AVAILABLE RECORDS:
[start]

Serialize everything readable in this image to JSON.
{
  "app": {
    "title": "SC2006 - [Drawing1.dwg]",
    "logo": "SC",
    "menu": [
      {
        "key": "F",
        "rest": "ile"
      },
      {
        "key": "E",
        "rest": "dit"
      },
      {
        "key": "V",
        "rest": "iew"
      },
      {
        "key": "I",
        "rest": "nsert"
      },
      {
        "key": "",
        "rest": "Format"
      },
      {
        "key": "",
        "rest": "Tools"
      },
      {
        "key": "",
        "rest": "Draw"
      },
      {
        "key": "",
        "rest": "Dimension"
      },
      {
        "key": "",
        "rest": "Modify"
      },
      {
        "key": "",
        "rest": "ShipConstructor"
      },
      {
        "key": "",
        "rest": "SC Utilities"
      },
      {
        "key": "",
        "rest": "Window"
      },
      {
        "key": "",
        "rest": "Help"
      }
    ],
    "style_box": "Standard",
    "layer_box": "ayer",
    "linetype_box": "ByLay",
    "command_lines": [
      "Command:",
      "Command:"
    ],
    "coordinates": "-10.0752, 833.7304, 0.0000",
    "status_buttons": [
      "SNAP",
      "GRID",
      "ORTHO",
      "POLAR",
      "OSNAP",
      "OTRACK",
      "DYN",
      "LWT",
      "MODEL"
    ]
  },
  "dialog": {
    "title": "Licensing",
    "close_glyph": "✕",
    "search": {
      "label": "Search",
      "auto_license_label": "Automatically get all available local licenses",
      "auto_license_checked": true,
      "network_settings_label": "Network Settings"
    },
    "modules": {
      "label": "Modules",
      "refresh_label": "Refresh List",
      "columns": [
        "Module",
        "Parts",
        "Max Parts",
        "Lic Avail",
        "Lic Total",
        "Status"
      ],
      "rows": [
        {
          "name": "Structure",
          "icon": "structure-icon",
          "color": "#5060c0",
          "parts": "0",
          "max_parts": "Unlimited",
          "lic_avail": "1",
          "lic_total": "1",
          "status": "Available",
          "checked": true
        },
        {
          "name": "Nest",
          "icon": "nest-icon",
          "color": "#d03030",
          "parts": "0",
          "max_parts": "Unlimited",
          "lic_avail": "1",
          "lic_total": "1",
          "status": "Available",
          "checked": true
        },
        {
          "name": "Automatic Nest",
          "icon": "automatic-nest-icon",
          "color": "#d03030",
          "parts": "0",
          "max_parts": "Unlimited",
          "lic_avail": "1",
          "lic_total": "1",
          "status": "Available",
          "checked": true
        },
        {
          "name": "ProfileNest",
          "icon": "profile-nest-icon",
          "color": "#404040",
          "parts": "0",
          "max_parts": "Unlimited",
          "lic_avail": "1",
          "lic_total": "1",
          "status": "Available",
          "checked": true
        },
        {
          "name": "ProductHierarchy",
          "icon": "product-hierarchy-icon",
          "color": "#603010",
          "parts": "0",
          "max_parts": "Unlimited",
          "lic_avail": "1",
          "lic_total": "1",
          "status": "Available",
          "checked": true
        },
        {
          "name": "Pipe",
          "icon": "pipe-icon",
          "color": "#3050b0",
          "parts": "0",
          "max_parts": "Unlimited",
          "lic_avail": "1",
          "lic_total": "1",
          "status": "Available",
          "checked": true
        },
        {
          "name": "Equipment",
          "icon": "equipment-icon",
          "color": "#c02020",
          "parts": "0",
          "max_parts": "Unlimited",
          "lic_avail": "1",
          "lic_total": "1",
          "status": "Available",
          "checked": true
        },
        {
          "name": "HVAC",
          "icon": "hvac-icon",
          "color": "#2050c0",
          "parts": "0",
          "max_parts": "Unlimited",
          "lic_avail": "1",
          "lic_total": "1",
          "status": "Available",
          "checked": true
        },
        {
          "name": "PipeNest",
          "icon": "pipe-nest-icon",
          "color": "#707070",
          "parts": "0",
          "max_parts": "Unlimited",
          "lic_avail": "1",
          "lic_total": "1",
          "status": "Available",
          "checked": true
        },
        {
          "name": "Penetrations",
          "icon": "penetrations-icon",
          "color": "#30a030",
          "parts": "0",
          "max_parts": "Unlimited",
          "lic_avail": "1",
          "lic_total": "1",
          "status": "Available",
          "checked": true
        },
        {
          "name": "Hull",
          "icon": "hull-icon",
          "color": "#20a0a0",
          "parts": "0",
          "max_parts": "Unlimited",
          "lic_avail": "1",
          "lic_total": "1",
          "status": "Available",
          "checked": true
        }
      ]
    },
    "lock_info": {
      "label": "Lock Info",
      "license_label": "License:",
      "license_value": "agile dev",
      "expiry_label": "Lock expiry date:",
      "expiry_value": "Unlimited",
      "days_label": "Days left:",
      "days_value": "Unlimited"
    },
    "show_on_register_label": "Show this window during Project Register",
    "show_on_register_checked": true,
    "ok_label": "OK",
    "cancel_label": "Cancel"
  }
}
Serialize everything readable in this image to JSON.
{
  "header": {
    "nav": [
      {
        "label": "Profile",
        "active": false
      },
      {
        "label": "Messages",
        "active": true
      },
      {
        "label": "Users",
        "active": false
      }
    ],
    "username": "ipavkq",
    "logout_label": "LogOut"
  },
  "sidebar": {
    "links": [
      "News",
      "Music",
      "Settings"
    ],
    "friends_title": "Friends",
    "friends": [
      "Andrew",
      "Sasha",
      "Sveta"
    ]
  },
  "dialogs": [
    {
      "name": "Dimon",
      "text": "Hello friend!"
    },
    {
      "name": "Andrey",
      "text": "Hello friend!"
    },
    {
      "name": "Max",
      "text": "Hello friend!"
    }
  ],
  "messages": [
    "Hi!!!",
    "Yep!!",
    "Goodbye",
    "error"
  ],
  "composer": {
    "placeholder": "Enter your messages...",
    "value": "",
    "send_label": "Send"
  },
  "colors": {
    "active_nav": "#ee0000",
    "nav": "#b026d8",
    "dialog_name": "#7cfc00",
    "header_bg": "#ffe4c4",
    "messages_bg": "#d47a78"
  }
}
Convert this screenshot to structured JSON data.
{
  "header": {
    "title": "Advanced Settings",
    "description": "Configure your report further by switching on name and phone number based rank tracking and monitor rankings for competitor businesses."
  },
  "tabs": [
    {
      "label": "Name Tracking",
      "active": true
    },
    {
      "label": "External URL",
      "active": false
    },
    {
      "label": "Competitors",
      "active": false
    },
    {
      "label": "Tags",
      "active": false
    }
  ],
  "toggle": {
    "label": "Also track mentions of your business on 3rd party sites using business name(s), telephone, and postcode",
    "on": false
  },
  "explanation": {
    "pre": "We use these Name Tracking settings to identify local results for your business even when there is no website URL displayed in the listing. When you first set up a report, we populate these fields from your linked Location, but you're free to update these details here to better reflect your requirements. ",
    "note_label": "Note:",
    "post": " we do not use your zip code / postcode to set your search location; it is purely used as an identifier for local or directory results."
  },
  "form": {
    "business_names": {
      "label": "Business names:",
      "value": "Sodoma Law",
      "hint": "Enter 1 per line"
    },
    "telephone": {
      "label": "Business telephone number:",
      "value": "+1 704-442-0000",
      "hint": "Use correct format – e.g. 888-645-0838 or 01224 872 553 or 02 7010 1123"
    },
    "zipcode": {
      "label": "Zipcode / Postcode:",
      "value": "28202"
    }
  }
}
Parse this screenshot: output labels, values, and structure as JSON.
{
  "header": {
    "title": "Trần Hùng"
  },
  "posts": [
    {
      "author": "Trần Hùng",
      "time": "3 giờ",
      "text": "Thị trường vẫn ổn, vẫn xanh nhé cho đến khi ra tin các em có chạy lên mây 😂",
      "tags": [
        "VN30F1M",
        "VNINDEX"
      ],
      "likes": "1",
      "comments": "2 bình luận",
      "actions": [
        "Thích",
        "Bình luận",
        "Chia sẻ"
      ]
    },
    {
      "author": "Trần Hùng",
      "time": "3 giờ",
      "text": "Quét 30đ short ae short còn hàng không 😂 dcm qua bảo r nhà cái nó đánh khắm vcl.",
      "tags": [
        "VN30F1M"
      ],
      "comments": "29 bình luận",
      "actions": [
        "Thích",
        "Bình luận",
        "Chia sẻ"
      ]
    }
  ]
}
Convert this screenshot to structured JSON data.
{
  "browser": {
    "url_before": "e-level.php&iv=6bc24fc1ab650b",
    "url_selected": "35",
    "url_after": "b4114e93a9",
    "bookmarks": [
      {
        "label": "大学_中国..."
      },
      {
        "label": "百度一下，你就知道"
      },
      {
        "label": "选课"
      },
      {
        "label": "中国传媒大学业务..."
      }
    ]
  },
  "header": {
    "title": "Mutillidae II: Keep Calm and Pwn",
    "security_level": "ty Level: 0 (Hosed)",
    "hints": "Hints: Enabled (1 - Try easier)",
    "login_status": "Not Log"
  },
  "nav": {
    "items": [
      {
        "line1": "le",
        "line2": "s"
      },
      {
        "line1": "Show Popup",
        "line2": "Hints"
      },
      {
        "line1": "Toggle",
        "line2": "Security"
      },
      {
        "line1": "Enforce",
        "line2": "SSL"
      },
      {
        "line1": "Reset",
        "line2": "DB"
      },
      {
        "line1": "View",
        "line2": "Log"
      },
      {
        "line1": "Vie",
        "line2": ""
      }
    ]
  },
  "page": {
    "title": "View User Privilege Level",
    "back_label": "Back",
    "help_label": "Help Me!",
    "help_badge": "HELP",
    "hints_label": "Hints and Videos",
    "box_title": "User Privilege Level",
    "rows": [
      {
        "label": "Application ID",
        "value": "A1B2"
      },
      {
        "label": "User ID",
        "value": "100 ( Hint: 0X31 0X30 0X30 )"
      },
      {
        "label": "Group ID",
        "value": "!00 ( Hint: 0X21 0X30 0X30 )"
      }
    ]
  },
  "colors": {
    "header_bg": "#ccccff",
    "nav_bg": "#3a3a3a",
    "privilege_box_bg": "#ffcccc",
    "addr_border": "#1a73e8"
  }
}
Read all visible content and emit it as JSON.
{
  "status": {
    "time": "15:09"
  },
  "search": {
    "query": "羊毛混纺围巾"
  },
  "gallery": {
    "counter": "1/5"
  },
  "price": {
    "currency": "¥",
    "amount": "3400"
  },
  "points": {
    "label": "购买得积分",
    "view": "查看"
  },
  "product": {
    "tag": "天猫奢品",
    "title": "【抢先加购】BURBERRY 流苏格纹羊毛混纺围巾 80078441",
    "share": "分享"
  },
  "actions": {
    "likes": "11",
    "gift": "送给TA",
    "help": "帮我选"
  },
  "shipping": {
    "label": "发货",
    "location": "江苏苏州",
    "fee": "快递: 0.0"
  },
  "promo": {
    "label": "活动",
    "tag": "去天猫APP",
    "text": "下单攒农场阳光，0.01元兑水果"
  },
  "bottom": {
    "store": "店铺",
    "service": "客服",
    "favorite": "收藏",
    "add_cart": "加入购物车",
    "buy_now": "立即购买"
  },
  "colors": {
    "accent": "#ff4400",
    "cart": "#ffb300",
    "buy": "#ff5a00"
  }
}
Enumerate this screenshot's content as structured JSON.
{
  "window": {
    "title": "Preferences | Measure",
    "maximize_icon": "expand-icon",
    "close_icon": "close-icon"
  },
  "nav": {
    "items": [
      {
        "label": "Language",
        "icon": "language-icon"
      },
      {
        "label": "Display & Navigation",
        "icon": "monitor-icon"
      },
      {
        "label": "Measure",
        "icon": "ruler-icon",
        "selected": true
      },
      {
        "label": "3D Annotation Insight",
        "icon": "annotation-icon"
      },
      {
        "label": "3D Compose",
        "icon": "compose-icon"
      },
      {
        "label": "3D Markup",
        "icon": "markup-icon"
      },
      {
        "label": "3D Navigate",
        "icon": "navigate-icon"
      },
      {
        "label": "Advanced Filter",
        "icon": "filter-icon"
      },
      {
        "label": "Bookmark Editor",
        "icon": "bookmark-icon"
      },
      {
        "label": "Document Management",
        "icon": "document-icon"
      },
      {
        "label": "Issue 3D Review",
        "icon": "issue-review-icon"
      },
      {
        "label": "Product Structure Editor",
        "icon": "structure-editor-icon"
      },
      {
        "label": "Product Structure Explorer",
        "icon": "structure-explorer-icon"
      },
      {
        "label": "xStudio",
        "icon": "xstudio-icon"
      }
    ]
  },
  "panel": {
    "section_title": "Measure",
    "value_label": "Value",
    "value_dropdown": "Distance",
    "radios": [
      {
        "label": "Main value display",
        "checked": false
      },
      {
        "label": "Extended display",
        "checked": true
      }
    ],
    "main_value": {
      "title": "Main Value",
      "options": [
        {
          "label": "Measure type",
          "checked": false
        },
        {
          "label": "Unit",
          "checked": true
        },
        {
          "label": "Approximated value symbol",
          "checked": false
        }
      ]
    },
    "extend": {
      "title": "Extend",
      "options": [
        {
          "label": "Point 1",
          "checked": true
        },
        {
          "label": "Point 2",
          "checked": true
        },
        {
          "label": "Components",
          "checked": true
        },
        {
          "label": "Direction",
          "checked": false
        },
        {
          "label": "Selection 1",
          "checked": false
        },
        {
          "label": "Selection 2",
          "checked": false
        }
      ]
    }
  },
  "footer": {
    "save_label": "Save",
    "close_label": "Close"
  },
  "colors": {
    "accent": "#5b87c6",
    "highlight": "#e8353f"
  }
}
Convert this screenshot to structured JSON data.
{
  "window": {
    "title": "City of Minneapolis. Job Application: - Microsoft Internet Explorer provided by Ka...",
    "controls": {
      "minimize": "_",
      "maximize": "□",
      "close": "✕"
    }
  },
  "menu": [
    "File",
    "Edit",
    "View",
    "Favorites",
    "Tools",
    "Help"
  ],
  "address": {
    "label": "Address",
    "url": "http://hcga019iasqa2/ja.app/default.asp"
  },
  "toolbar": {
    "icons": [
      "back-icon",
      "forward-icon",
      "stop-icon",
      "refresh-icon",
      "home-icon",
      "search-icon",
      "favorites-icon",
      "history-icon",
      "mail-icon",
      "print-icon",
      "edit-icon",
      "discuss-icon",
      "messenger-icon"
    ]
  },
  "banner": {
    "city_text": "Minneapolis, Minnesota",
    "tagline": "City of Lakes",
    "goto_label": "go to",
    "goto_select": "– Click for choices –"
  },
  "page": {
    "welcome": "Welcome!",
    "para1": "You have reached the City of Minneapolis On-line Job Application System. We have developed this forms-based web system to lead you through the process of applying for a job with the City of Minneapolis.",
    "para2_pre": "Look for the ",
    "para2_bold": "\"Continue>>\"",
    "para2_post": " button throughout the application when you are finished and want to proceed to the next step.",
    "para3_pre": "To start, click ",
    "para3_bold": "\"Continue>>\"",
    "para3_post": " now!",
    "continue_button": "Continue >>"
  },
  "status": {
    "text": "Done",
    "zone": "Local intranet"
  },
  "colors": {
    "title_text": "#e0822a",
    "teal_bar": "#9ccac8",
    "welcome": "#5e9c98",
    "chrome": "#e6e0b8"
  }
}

[end]

WHAT THIS TASK INVOLVES: Which lines hold the word "your"? Copy all of them.

RESULT OF THIS TASK:
    "placeholder": "Enter your messages...",
    "description": "Configure your report further by switching on name and phone number based rank tracking and monitor rankings for competitor businesses."
    "label": "Also track mentions of your business on 3rd party sites using business name(s), telephone, and postcode",
    "pre": "We use these Name Tracking settings to identify local results for your business even when there is no website URL displayed in the listing. When you first set up a report, we populate these fields from your linked Location, but you're free to update these details here to better reflect your requirements. ",
    "post": " we do not use your zip code / postcode to set your search location; it is purely used as an identifier for local or directory results."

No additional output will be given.